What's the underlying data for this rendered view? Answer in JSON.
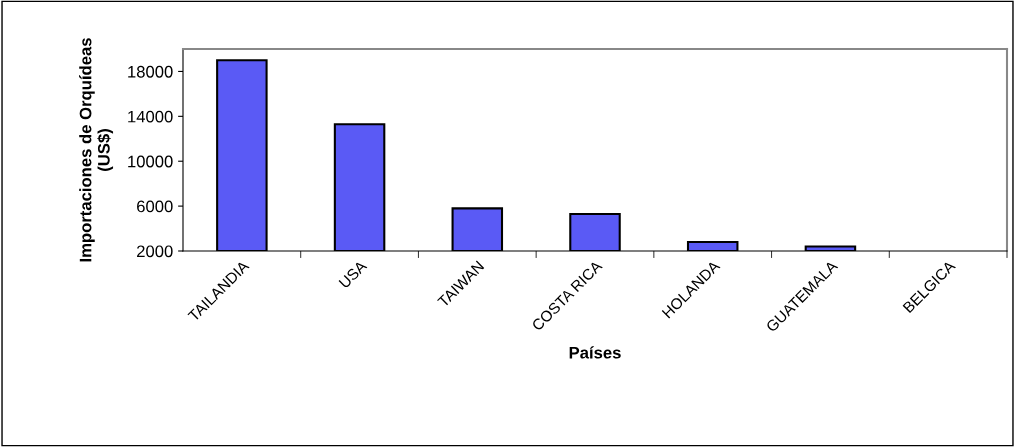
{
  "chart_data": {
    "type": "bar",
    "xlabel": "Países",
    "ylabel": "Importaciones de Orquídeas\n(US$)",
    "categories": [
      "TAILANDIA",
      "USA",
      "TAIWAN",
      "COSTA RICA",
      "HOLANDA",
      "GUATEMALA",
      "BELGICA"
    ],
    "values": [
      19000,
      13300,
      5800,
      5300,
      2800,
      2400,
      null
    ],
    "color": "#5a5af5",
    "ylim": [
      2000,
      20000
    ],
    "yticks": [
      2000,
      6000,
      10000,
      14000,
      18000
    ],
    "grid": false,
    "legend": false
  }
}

■ ■ ■ ■

→ TASK STATEMENT: Copy each line of the records precisely and drop any images they hold.

→ COMPLETE ANSWER:
What's the underlying data for this rendered view? Answer in JSON.
{
  "chart_data": {
    "type": "bar",
    "xlabel": "Países",
    "ylabel": "Importaciones de Orquídeas\n(US$)",
    "categories": [
      "TAILANDIA",
      "USA",
      "TAIWAN",
      "COSTA RICA",
      "HOLANDA",
      "GUATEMALA",
      "BELGICA"
    ],
    "values": [
      19000,
      13300,
      5800,
      5300,
      2800,
      2400,
      null
    ],
    "color": "#5a5af5",
    "ylim": [
      2000,
      20000
    ],
    "yticks": [
      2000,
      6000,
      10000,
      14000,
      18000
    ],
    "grid": false,
    "legend": false
  }
}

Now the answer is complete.